((

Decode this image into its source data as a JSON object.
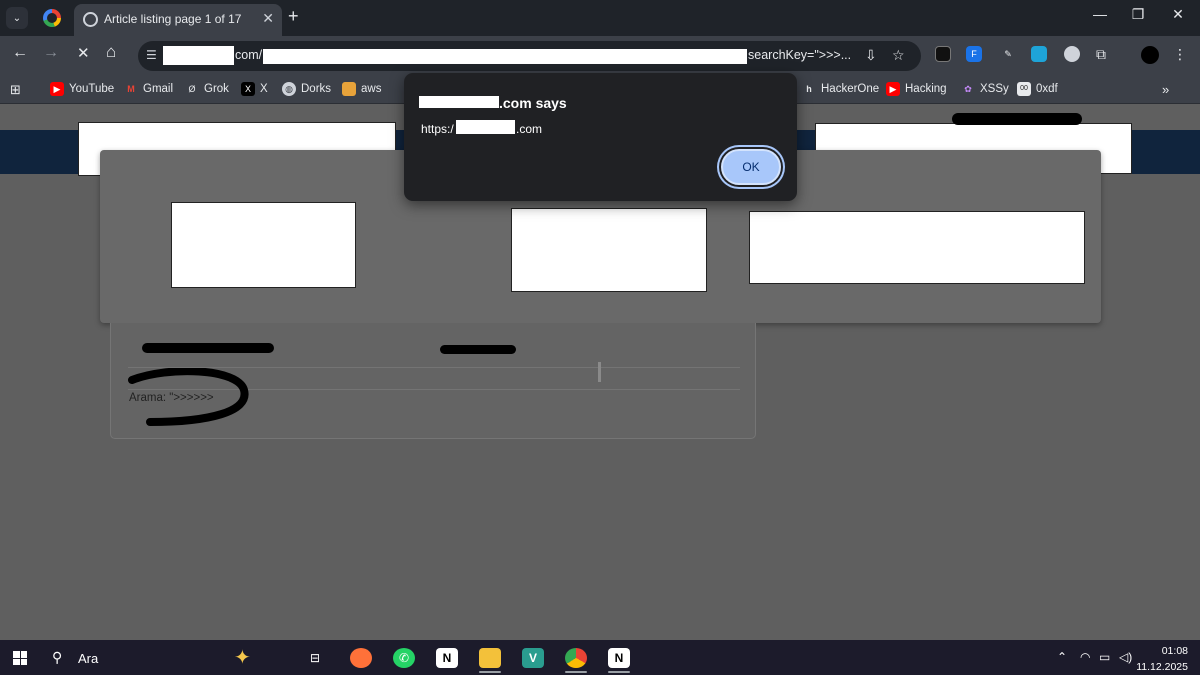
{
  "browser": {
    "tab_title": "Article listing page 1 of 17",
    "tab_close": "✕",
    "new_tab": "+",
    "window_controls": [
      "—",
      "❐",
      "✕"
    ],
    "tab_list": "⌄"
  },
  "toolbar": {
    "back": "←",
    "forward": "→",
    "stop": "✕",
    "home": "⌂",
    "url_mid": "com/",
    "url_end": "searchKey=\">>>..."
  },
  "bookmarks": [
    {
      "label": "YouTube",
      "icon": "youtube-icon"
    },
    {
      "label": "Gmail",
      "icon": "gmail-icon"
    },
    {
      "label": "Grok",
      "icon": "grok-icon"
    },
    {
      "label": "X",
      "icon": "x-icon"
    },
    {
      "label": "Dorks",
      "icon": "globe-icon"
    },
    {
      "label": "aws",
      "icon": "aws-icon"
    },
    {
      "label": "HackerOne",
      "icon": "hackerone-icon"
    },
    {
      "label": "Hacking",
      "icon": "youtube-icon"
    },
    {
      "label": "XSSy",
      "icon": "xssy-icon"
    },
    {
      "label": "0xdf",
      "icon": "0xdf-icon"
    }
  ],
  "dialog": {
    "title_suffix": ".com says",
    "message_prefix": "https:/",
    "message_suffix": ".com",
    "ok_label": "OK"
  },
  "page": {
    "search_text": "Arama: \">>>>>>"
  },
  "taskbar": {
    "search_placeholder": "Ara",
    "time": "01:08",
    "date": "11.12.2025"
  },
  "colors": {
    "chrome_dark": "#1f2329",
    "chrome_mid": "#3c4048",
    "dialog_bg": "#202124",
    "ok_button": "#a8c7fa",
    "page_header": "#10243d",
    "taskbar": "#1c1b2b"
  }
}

))

◆ Task directions ◆
Retype the whole listing exactly and leave the pictures out.

◆ Output for this task ◆
Decode this image into its source data as a JSON object.
{
  "browser": {
    "tab_title": "Article listing page 1 of 17",
    "tab_close": "✕",
    "new_tab": "+",
    "window_controls": [
      "—",
      "❐",
      "✕"
    ],
    "tab_list": "⌄"
  },
  "toolbar": {
    "back": "←",
    "forward": "→",
    "stop": "✕",
    "home": "⌂",
    "url_mid": "com/",
    "url_end": "searchKey=\">>>..."
  },
  "bookmarks": [
    {
      "label": "YouTube",
      "icon": "youtube-icon"
    },
    {
      "label": "Gmail",
      "icon": "gmail-icon"
    },
    {
      "label": "Grok",
      "icon": "grok-icon"
    },
    {
      "label": "X",
      "icon": "x-icon"
    },
    {
      "label": "Dorks",
      "icon": "globe-icon"
    },
    {
      "label": "aws",
      "icon": "aws-icon"
    },
    {
      "label": "HackerOne",
      "icon": "hackerone-icon"
    },
    {
      "label": "Hacking",
      "icon": "youtube-icon"
    },
    {
      "label": "XSSy",
      "icon": "xssy-icon"
    },
    {
      "label": "0xdf",
      "icon": "0xdf-icon"
    }
  ],
  "dialog": {
    "title_suffix": ".com says",
    "message_prefix": "https:/",
    "message_suffix": ".com",
    "ok_label": "OK"
  },
  "page": {
    "search_text": "Arama: \">>>>>>"
  },
  "taskbar": {
    "search_placeholder": "Ara",
    "time": "01:08",
    "date": "11.12.2025"
  },
  "colors": {
    "chrome_dark": "#1f2329",
    "chrome_mid": "#3c4048",
    "dialog_bg": "#202124",
    "ok_button": "#a8c7fa",
    "page_header": "#10243d",
    "taskbar": "#1c1b2b"
  }
}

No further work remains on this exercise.